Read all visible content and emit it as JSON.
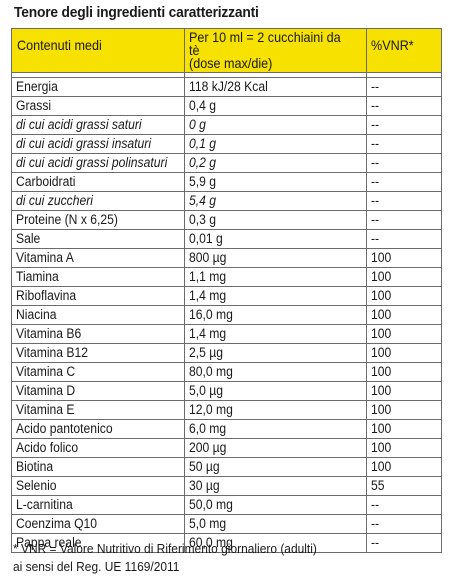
{
  "title": "Tenore degli ingredienti caratterizzanti",
  "table": {
    "headers": {
      "col1": "Contenuti medi",
      "col2_line1": "Per 10 ml = 2 cucchiaini da tè",
      "col2_line2": "(dose max/die)",
      "col3": "%VNR*"
    },
    "rows": [
      {
        "name": "Energia",
        "amount": "118 kJ/28 Kcal",
        "vnr": "--",
        "italic": false
      },
      {
        "name": "Grassi",
        "amount": "0,4 g",
        "vnr": "--",
        "italic": false
      },
      {
        "name": "di cui acidi grassi saturi",
        "amount": "0 g",
        "vnr": "--",
        "italic": true
      },
      {
        "name": "di cui acidi grassi insaturi",
        "amount": "0,1 g",
        "vnr": "--",
        "italic": true
      },
      {
        "name": "di cui acidi grassi polinsaturi",
        "amount": "0,2 g",
        "vnr": "--",
        "italic": true
      },
      {
        "name": "Carboidrati",
        "amount": "5,9 g",
        "vnr": "--",
        "italic": false
      },
      {
        "name": "di cui zuccheri",
        "amount": "5,4 g",
        "vnr": "--",
        "italic": true
      },
      {
        "name": "Proteine (N x 6,25)",
        "amount": "0,3 g",
        "vnr": "--",
        "italic": false
      },
      {
        "name": "Sale",
        "amount": "0,01 g",
        "vnr": "--",
        "italic": false
      },
      {
        "name": "Vitamina A",
        "amount": "800 µg",
        "vnr": "100",
        "italic": false
      },
      {
        "name": "Tiamina",
        "amount": "1,1 mg",
        "vnr": "100",
        "italic": false
      },
      {
        "name": "Riboflavina",
        "amount": "1,4 mg",
        "vnr": "100",
        "italic": false
      },
      {
        "name": "Niacina",
        "amount": "16,0 mg",
        "vnr": "100",
        "italic": false
      },
      {
        "name": "Vitamina B6",
        "amount": "1,4 mg",
        "vnr": "100",
        "italic": false
      },
      {
        "name": "Vitamina B12",
        "amount": "2,5 µg",
        "vnr": "100",
        "italic": false
      },
      {
        "name": "Vitamina C",
        "amount": "80,0 mg",
        "vnr": "100",
        "italic": false
      },
      {
        "name": "Vitamina D",
        "amount": "5,0 µg",
        "vnr": "100",
        "italic": false
      },
      {
        "name": "Vitamina E",
        "amount": "12,0 mg",
        "vnr": "100",
        "italic": false
      },
      {
        "name": "Acido pantotenico",
        "amount": "6,0 mg",
        "vnr": "100",
        "italic": false
      },
      {
        "name": "Acido folico",
        "amount": "200 µg",
        "vnr": "100",
        "italic": false
      },
      {
        "name": "Biotina",
        "amount": "50 µg",
        "vnr": "100",
        "italic": false
      },
      {
        "name": "Selenio",
        "amount": "30 µg",
        "vnr": "55",
        "italic": false
      },
      {
        "name": "L-carnitina",
        "amount": "50,0 mg",
        "vnr": "--",
        "italic": false
      },
      {
        "name": "Coenzima Q10",
        "amount": "5,0 mg",
        "vnr": "--",
        "italic": false
      },
      {
        "name": "Pappa reale",
        "amount": "60,0 mg",
        "vnr": "--",
        "italic": false
      }
    ]
  },
  "footnote": {
    "line1": "* VNR = Valore Nutritivo di Riferimento giornaliero (adulti)",
    "line2": "ai sensi del Reg. UE 1169/2011"
  },
  "colors": {
    "header_bg": "#f6e100",
    "border": "#6b6b6b",
    "text": "#1a1a1a"
  }
}
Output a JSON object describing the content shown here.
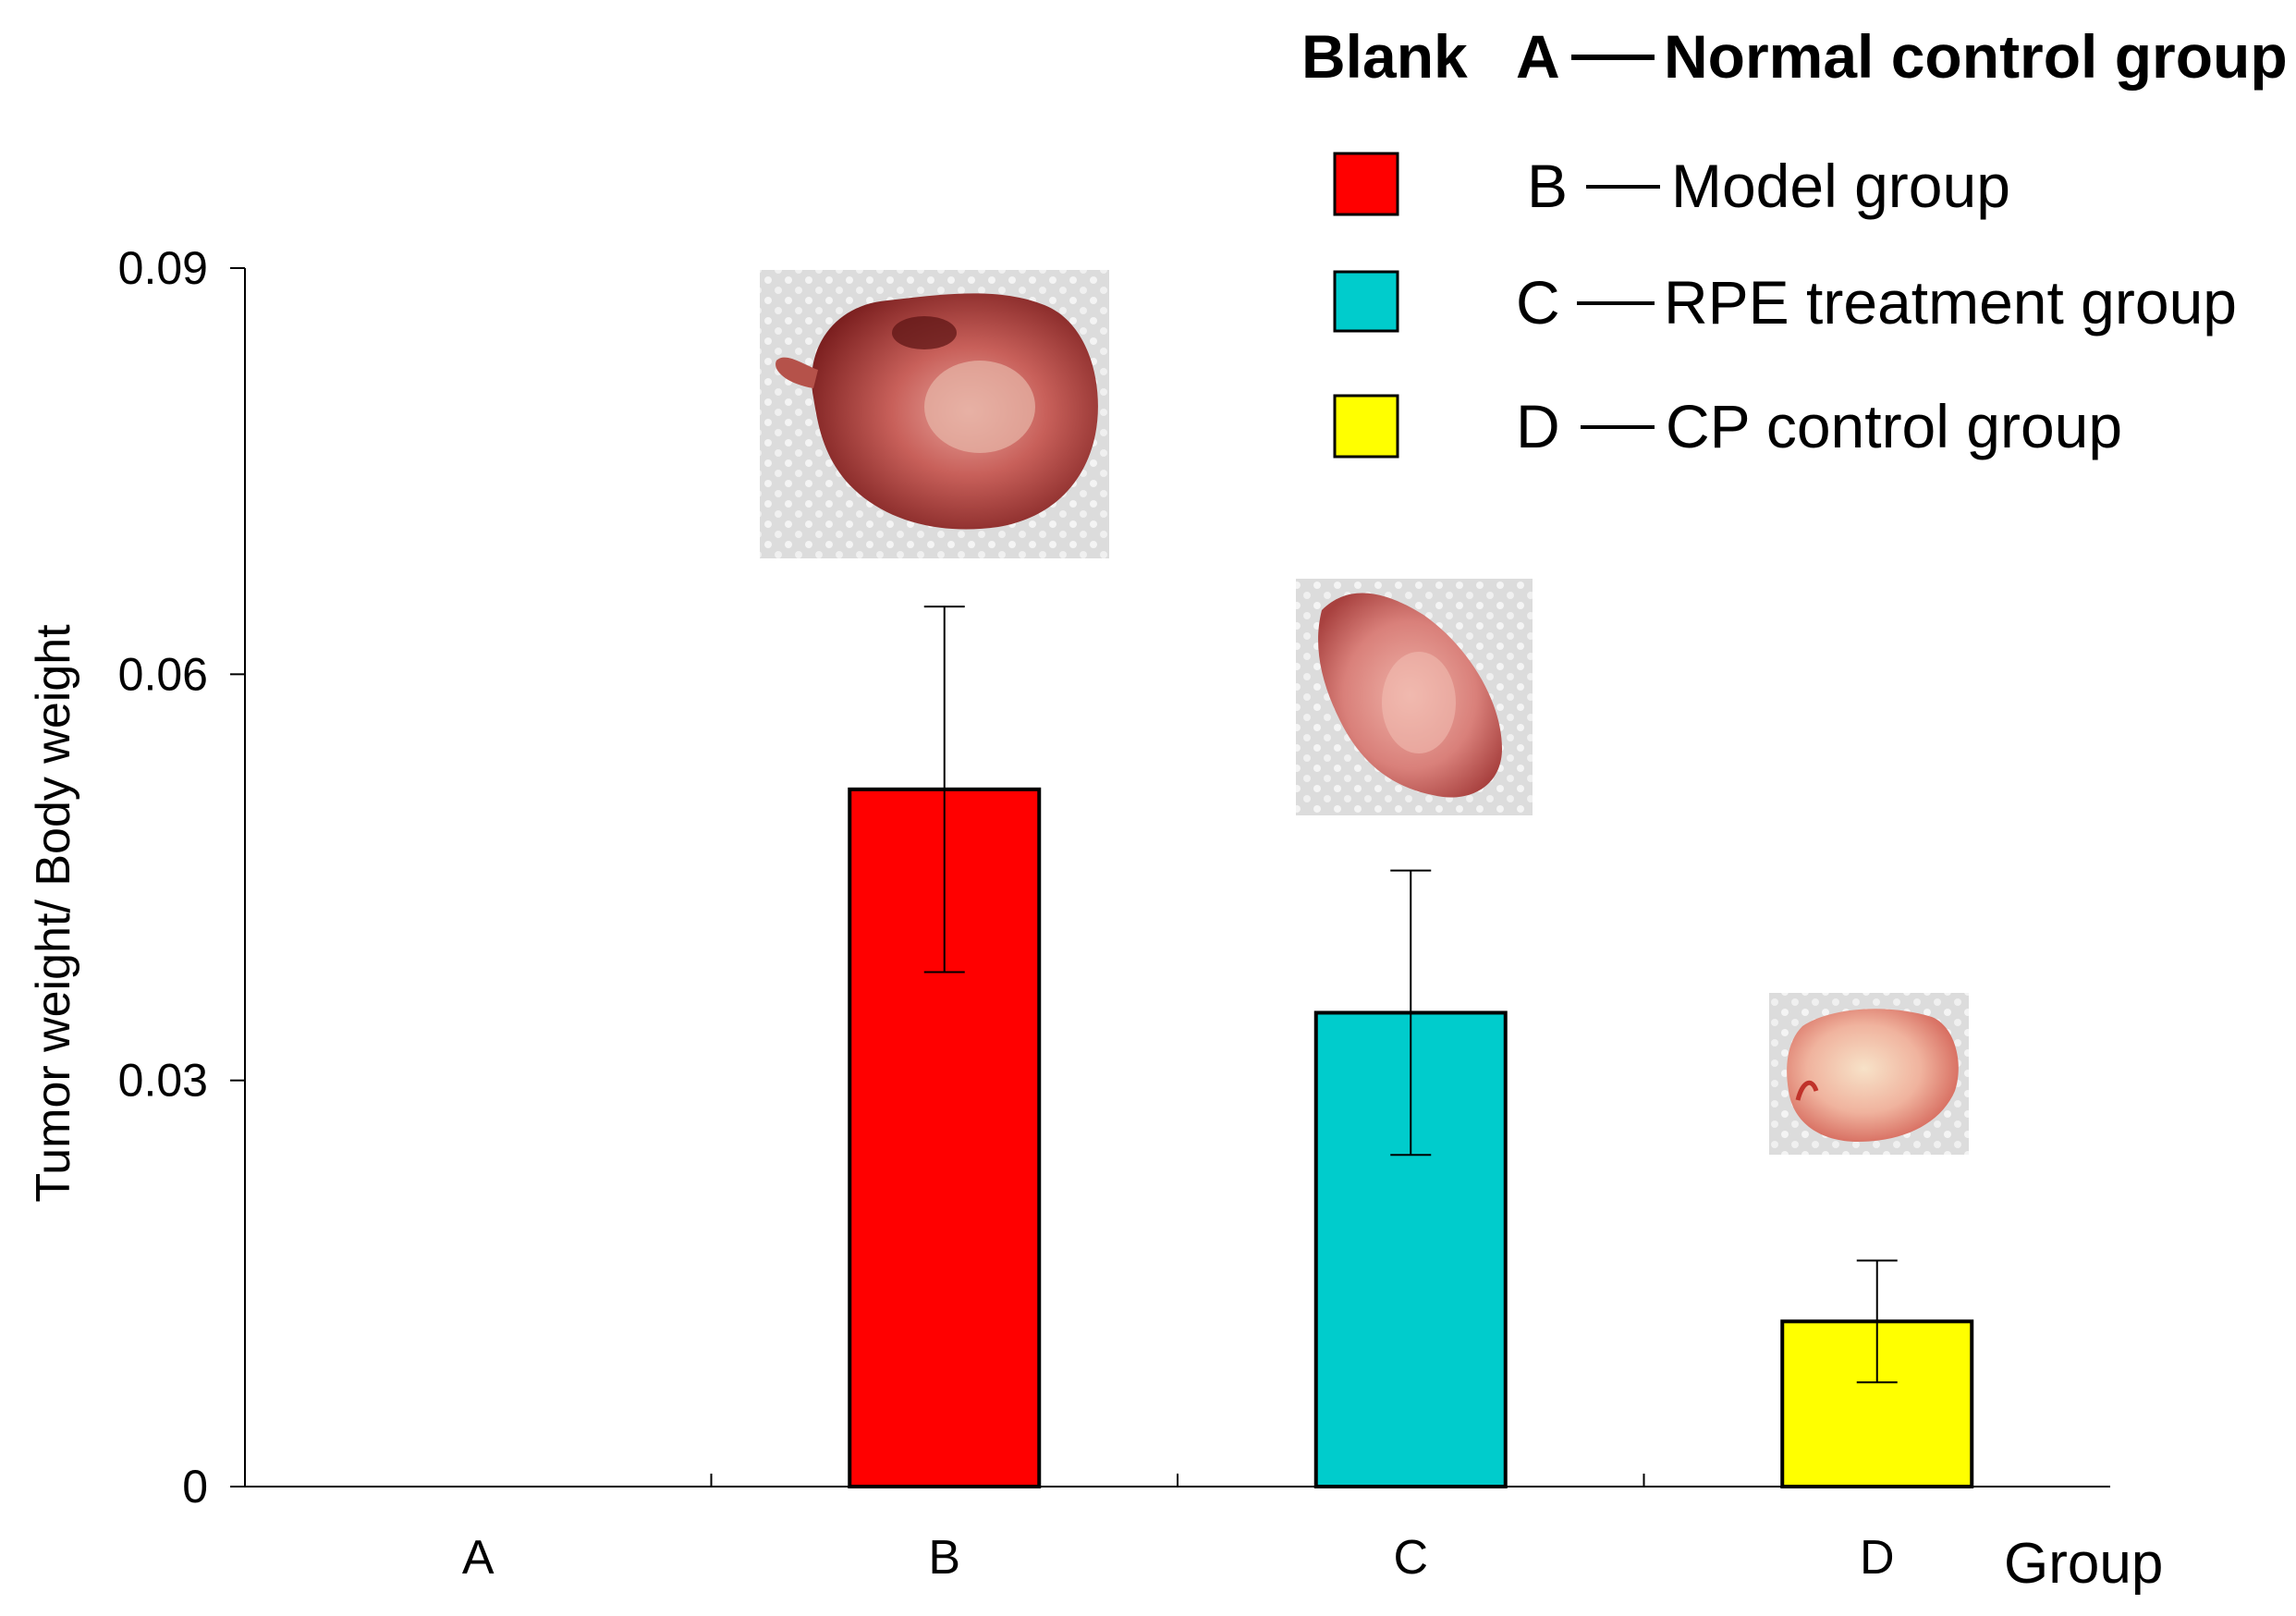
{
  "chart_data": {
    "type": "bar",
    "categories": [
      "A",
      "B",
      "C",
      "D"
    ],
    "values": [
      0,
      0.0515,
      0.035,
      0.0122
    ],
    "error": [
      0,
      0.0135,
      0.0105,
      0.0045
    ],
    "colors": [
      "#ffffff",
      "#ff0000",
      "#00cccc",
      "#ffff00"
    ],
    "ylabel": "Tumor weight/ Body weight",
    "xlabel": "Group",
    "ylim": [
      0,
      0.09
    ],
    "yticks": [
      0,
      0.03,
      0.06,
      0.09
    ],
    "ytick_labels": [
      "0",
      "0.03",
      "0.06",
      "0.09"
    ],
    "legend": {
      "blank_label": "Blank",
      "items": [
        {
          "swatch": "none",
          "key": "A",
          "label": "Normal control group"
        },
        {
          "swatch": "#ff0000",
          "key": "B",
          "label": "Model group"
        },
        {
          "swatch": "#00cccc",
          "key": "C",
          "label": "RPE treatment group"
        },
        {
          "swatch": "#ffff00",
          "key": "D",
          "label": "CP control group"
        }
      ]
    },
    "photos": [
      {
        "group": "B",
        "subject": "tumor-photo"
      },
      {
        "group": "C",
        "subject": "tumor-photo"
      },
      {
        "group": "D",
        "subject": "tumor-photo"
      }
    ]
  }
}
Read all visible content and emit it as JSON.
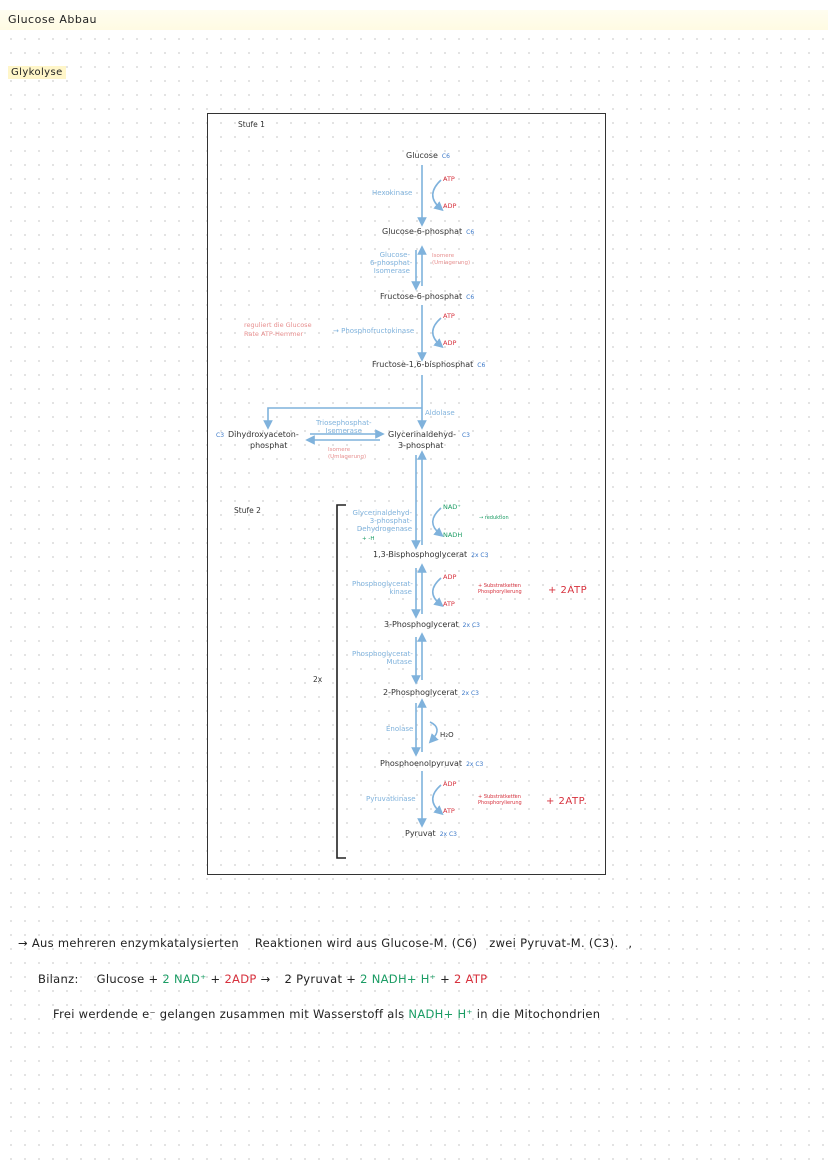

◆ What you have to do
From the records above, copy each line in which the string "Acido" occurs.

◆ Response
        "name": "Acido pantotenico",
        "name": "Acido folico",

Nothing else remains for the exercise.